* _GIVEN EXERCISE_
Omit images. Retype all entries verbatim.

══ RECORDS

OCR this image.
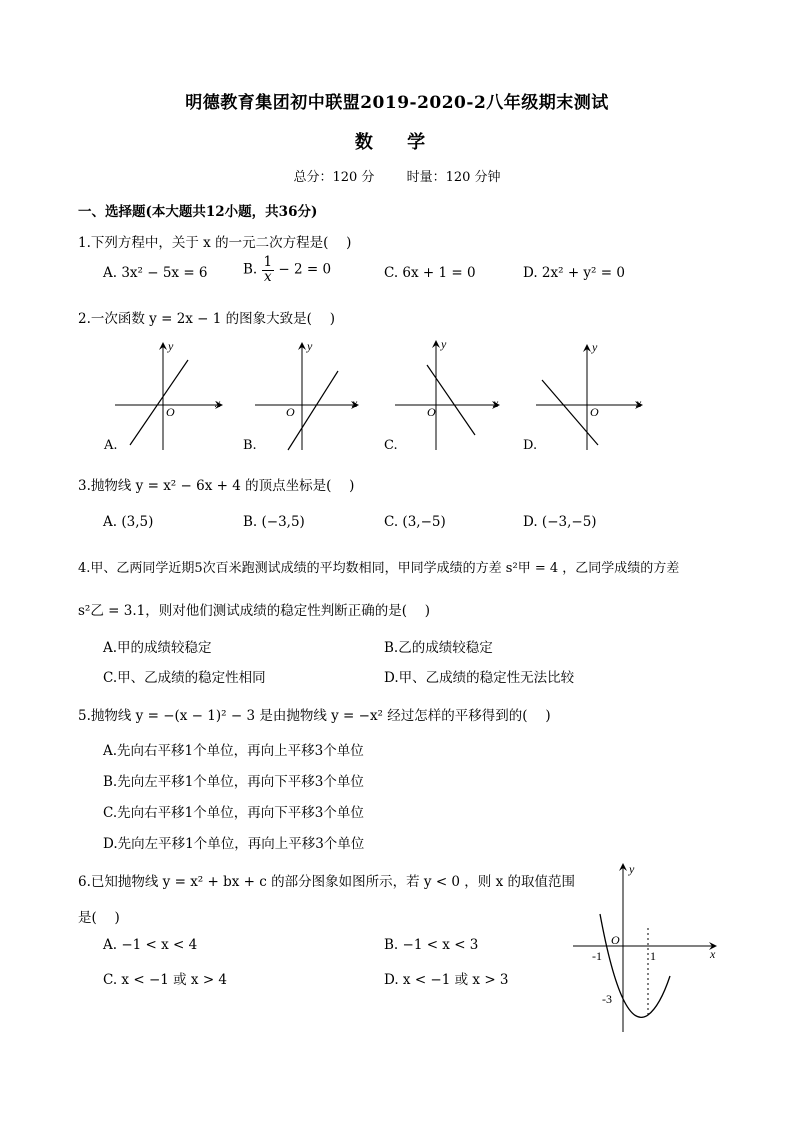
明德教育集团初中联盟2019-2020-2八年级期末测试
数 学
总分：120 分 时量：120 分钟
一、选择题(本大题共12小题，共36分)
1.下列方程中，关于 x 的一元二次方程是(　 )
A. 3x² − 5x = 6	B. $\frac{1}{x} - 2 = 0$	C. 6x + 1 = 0	D. 2x² + y² = 0
2.一次函数 y = 2x − 1 的图象大致是(　 )
x
y
O
x
y
O
x
y
O
x
y
O
A.	B.	C.	D.
3.抛物线 y = x² − 6x + 4 的顶点坐标是(　 )
A. (3,5)	B. (−3,5)	C. (3,−5)	D. (−3,−5)
4.甲、乙两同学近期5次百米跑测试成绩的平均数相同，甲同学成绩的方差 s²甲 = 4 ，乙同学成绩的方差
s²乙 = 3.1，则对他们测试成绩的稳定性判断正确的是(　 )
A.甲的成绩较稳定	B.乙的成绩较稳定
C.甲、乙成绩的稳定性相同	D.甲、乙成绩的稳定性无法比较
5.抛物线 y = −(x − 1)² − 3 是由抛物线 y = −x² 经过怎样的平移得到的(　 )
A.先向右平移1个单位，再向上平移3个单位
B.先向左平移1个单位，再向下平移3个单位
C.先向右平移1个单位，再向下平移3个单位
D.先向左平移1个单位，再向上平移3个单位
6.已知抛物线 y = x² + bx + c 的部分图象如图所示，若 y < 0 ，则 x 的取值范围
是(　 )
A. −1 < x < 4	B. −1 < x < 3
C. x < −1 或 x > 4	D. x < −1 或 x > 3
x
y
O
-1	1
-3
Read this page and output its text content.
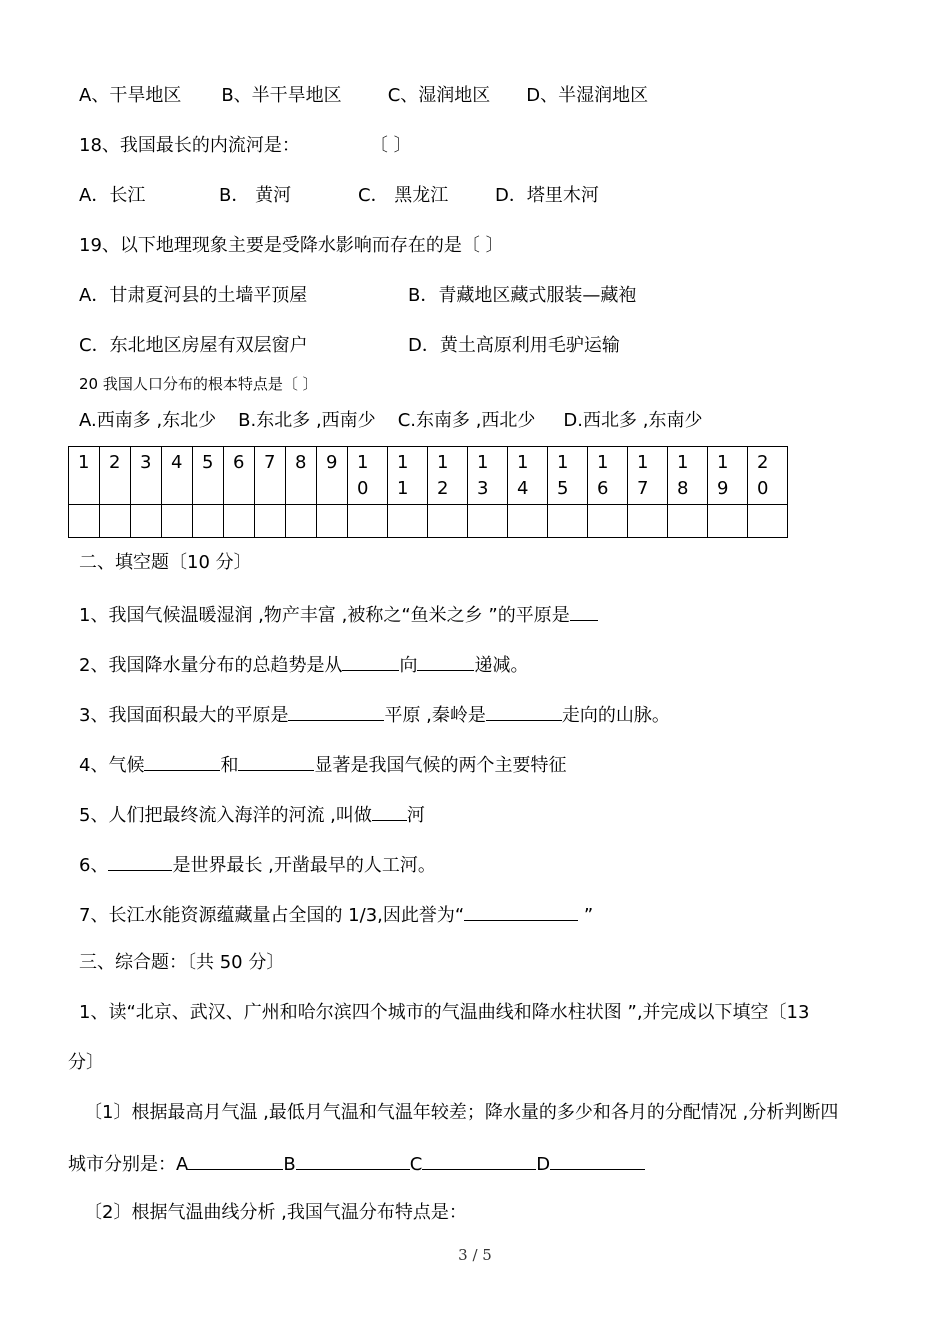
A、干旱地区 B、半干旱地区	C、湿润地区 D、半湿润地区
18、我国最长的内流河是：	〔 〕
A．长江	B． 黄河	C． 黑龙江	D．塔里木河
19、以下地理现象主要是受降水影响而存在的是〔 〕
A．甘肃夏河县的土墙平顶屋	B．青藏地区藏式服装—藏袍
C．东北地区房屋有双层窗户	D．黄土高原利用毛驴运输
20 我国人口分布的根本特点是〔 〕
A.西南多 ,东北少 B.东北多 ,西南少 C.东南多 ,西北少 D.西北多 ,东南少
1	2	3	4	5	6	7	8	9	10	11	12	13	14	15	16	17	18	19	20

二、填空题〔10 分〕
1、我国气候温暖湿润 ,物产丰富 ,被称之“鱼米之乡 ”的平原是
2、我国降水量分布的总趋势是从	向	递减。
3、我国面积最大的平原是	平原 ,秦岭是	走向的山脉。
4、气候	和	显著是我国气候的两个主要特征
5、人们把最终流入海洋的河流 ,叫做 河
6、	是世界最长 ,开凿最早的人工河。
7、长江水能资源蕴藏量占全国的 1/3,因此誉为“	”
三、综合题：〔共 50 分〕
1、读“北京、武汉、广州和哈尔滨四个城市的气温曲线和降水柱状图 ”,并完成以下填空〔13
分〕
〔1〕根据最高月气温 ,最低月气温和气温年较差；降水量的多少和各月的分配情况 ,分析判断四
城市分别是：A	B	C	D
〔2〕根据气温曲线分析 ,我国气温分布特点是：
3 / 5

════

* _SOLUTION FOR THIS PROBLEM_
OCR this image.
明德教育集团初中联盟2019-2020-2八年级期末测试
数 学
总分：120 分 时量：120 分钟
一、选择题(本大题共12小题，共36分)
1.下列方程中，关于 x 的一元二次方程是(　 )
A. 3x² − 5x = 6	B. $\frac{1}{x} - 2 = 0$	C. 6x + 1 = 0	D. 2x² + y² = 0
2.一次函数 y = 2x − 1 的图象大致是(　 )
x
y
O
x
y
O
x
y
O
x
y
O
A.	B.	C.	D.
3.抛物线 y = x² − 6x + 4 的顶点坐标是(　 )
A. (3,5)	B. (−3,5)	C. (3,−5)	D. (−3,−5)
4.甲、乙两同学近期5次百米跑测试成绩的平均数相同，甲同学成绩的方差 s²甲 = 4 ，乙同学成绩的方差
s²乙 = 3.1，则对他们测试成绩的稳定性判断正确的是(　 )
A.甲的成绩较稳定	B.乙的成绩较稳定
C.甲、乙成绩的稳定性相同	D.甲、乙成绩的稳定性无法比较
5.抛物线 y = −(x − 1)² − 3 是由抛物线 y = −x² 经过怎样的平移得到的(　 )
A.先向右平移1个单位，再向上平移3个单位
B.先向左平移1个单位，再向下平移3个单位
C.先向右平移1个单位，再向下平移3个单位
D.先向左平移1个单位，再向上平移3个单位
6.已知抛物线 y = x² + bx + c 的部分图象如图所示，若 y < 0 ，则 x 的取值范围
是(　 )
A. −1 < x < 4	B. −1 < x < 3
C. x < −1 或 x > 4	D. x < −1 或 x > 3
x
y
O
-1	1
-3
Read this page and output its text content.
A、干旱地区 B、半干旱地区	C、湿润地区 D、半湿润地区
18、我国最长的内流河是：	〔 〕
A．长江	B． 黄河	C． 黑龙江	D．塔里木河
19、以下地理现象主要是受降水影响而存在的是〔 〕
A．甘肃夏河县的土墙平顶屋	B．青藏地区藏式服装—藏袍
C．东北地区房屋有双层窗户	D．黄土高原利用毛驴运输
20 我国人口分布的根本特点是〔 〕
A.西南多 ,东北少 B.东北多 ,西南少 C.东南多 ,西北少 D.西北多 ,东南少
1	2	3	4	5	6	7	8	9	10	11	12	13	14	15	16	17	18	19	20

二、填空题〔10 分〕
1、我国气候温暖湿润 ,物产丰富 ,被称之“鱼米之乡 ”的平原是
2、我国降水量分布的总趋势是从	向	递减。
3、我国面积最大的平原是	平原 ,秦岭是	走向的山脉。
4、气候	和	显著是我国气候的两个主要特征
5、人们把最终流入海洋的河流 ,叫做 河
6、	是世界最长 ,开凿最早的人工河。
7、长江水能资源蕴藏量占全国的 1/3,因此誉为“	”
三、综合题：〔共 50 分〕
1、读“北京、武汉、广州和哈尔滨四个城市的气温曲线和降水柱状图 ”,并完成以下填空〔13
分〕
〔1〕根据最高月气温 ,最低月气温和气温年较差；降水量的多少和各月的分配情况 ,分析判断四
城市分别是：A	B	C	D
〔2〕根据气温曲线分析 ,我国气温分布特点是：
3 / 5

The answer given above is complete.